TASK GOAL: Skip the pictures and repeat each line of the data exactly.

GIVEN DATA:

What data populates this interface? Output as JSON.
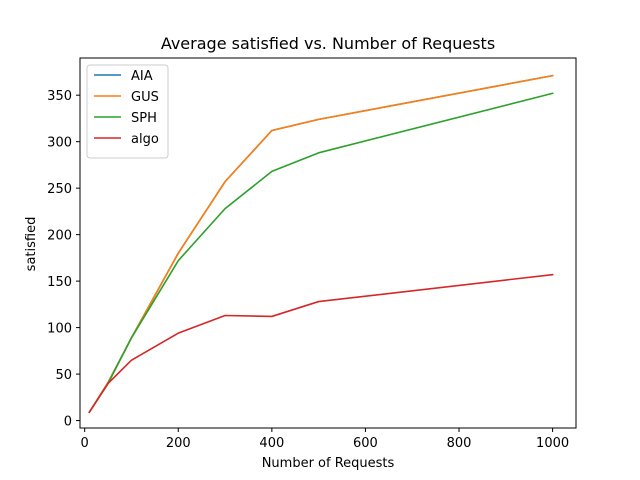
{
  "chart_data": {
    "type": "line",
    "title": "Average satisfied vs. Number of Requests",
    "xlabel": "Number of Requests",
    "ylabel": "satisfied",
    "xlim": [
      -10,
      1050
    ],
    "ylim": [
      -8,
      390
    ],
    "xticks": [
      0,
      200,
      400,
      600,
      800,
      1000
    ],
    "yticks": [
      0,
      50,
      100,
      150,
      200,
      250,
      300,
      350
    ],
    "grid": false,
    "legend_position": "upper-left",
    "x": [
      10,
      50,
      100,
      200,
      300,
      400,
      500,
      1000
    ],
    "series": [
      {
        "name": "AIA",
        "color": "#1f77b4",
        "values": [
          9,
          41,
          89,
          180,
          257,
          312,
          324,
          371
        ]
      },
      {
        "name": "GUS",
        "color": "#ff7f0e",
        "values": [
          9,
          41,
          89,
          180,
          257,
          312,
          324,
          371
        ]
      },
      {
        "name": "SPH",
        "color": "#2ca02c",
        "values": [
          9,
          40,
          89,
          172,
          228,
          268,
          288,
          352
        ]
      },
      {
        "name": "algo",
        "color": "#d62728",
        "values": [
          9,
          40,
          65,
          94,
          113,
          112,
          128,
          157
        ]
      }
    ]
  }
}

FULL OUTPUT:
What data populates this interface? Output as JSON.
{
  "chart_data": {
    "type": "line",
    "title": "Average satisfied vs. Number of Requests",
    "xlabel": "Number of Requests",
    "ylabel": "satisfied",
    "xlim": [
      -10,
      1050
    ],
    "ylim": [
      -8,
      390
    ],
    "xticks": [
      0,
      200,
      400,
      600,
      800,
      1000
    ],
    "yticks": [
      0,
      50,
      100,
      150,
      200,
      250,
      300,
      350
    ],
    "grid": false,
    "legend_position": "upper-left",
    "x": [
      10,
      50,
      100,
      200,
      300,
      400,
      500,
      1000
    ],
    "series": [
      {
        "name": "AIA",
        "color": "#1f77b4",
        "values": [
          9,
          41,
          89,
          180,
          257,
          312,
          324,
          371
        ]
      },
      {
        "name": "GUS",
        "color": "#ff7f0e",
        "values": [
          9,
          41,
          89,
          180,
          257,
          312,
          324,
          371
        ]
      },
      {
        "name": "SPH",
        "color": "#2ca02c",
        "values": [
          9,
          40,
          89,
          172,
          228,
          268,
          288,
          352
        ]
      },
      {
        "name": "algo",
        "color": "#d62728",
        "values": [
          9,
          40,
          65,
          94,
          113,
          112,
          128,
          157
        ]
      }
    ]
  }
}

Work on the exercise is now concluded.